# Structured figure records
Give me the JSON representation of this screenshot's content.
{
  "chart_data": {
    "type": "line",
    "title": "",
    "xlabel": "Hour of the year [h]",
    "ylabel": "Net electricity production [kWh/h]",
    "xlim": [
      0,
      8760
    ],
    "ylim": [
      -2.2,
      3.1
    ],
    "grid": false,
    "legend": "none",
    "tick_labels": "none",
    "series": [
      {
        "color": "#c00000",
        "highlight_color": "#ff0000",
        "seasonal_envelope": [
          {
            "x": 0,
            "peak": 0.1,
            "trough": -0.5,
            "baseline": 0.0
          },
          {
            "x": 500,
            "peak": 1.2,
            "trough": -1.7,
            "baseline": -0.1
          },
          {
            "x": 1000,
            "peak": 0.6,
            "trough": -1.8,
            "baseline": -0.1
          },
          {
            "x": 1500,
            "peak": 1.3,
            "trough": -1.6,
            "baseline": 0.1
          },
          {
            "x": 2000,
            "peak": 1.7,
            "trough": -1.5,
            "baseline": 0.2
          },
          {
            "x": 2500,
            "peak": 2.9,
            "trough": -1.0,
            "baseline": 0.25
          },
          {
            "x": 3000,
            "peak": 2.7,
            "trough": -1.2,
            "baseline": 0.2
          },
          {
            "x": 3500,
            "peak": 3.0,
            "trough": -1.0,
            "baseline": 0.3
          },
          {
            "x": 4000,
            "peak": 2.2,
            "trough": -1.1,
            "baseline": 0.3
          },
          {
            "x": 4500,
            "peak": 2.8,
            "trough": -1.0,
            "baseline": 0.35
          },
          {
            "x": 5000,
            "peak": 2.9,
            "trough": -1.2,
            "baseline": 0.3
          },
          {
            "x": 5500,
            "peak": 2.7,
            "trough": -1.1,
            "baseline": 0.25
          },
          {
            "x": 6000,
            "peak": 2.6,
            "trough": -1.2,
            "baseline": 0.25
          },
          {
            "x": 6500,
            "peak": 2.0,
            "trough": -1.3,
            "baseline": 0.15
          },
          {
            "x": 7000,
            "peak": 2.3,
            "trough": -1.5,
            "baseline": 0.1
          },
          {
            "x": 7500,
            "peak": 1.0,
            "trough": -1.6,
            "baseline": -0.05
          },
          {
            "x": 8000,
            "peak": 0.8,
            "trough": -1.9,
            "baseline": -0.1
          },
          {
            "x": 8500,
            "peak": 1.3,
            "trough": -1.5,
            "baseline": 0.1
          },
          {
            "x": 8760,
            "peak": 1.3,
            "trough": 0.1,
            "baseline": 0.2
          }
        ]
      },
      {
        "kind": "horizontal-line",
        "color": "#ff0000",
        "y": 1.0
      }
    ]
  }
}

# Short task
Here, the records must be output exactly and in full.

# Task output
Give me the JSON representation of this screenshot's content.
{
  "chart_data": {
    "type": "line",
    "title": "",
    "xlabel": "Hour of the year [h]",
    "ylabel": "Net electricity production [kWh/h]",
    "xlim": [
      0,
      8760
    ],
    "ylim": [
      -2.2,
      3.1
    ],
    "grid": false,
    "legend": "none",
    "tick_labels": "none",
    "series": [
      {
        "color": "#c00000",
        "highlight_color": "#ff0000",
        "seasonal_envelope": [
          {
            "x": 0,
            "peak": 0.1,
            "trough": -0.5,
            "baseline": 0.0
          },
          {
            "x": 500,
            "peak": 1.2,
            "trough": -1.7,
            "baseline": -0.1
          },
          {
            "x": 1000,
            "peak": 0.6,
            "trough": -1.8,
            "baseline": -0.1
          },
          {
            "x": 1500,
            "peak": 1.3,
            "trough": -1.6,
            "baseline": 0.1
          },
          {
            "x": 2000,
            "peak": 1.7,
            "trough": -1.5,
            "baseline": 0.2
          },
          {
            "x": 2500,
            "peak": 2.9,
            "trough": -1.0,
            "baseline": 0.25
          },
          {
            "x": 3000,
            "peak": 2.7,
            "trough": -1.2,
            "baseline": 0.2
          },
          {
            "x": 3500,
            "peak": 3.0,
            "trough": -1.0,
            "baseline": 0.3
          },
          {
            "x": 4000,
            "peak": 2.2,
            "trough": -1.1,
            "baseline": 0.3
          },
          {
            "x": 4500,
            "peak": 2.8,
            "trough": -1.0,
            "baseline": 0.35
          },
          {
            "x": 5000,
            "peak": 2.9,
            "trough": -1.2,
            "baseline": 0.3
          },
          {
            "x": 5500,
            "peak": 2.7,
            "trough": -1.1,
            "baseline": 0.25
          },
          {
            "x": 6000,
            "peak": 2.6,
            "trough": -1.2,
            "baseline": 0.25
          },
          {
            "x": 6500,
            "peak": 2.0,
            "trough": -1.3,
            "baseline": 0.15
          },
          {
            "x": 7000,
            "peak": 2.3,
            "trough": -1.5,
            "baseline": 0.1
          },
          {
            "x": 7500,
            "peak": 1.0,
            "trough": -1.6,
            "baseline": -0.05
          },
          {
            "x": 8000,
            "peak": 0.8,
            "trough": -1.9,
            "baseline": -0.1
          },
          {
            "x": 8500,
            "peak": 1.3,
            "trough": -1.5,
            "baseline": 0.1
          },
          {
            "x": 8760,
            "peak": 1.3,
            "trough": 0.1,
            "baseline": 0.2
          }
        ]
      },
      {
        "kind": "horizontal-line",
        "color": "#ff0000",
        "y": 1.0
      }
    ]
  }
}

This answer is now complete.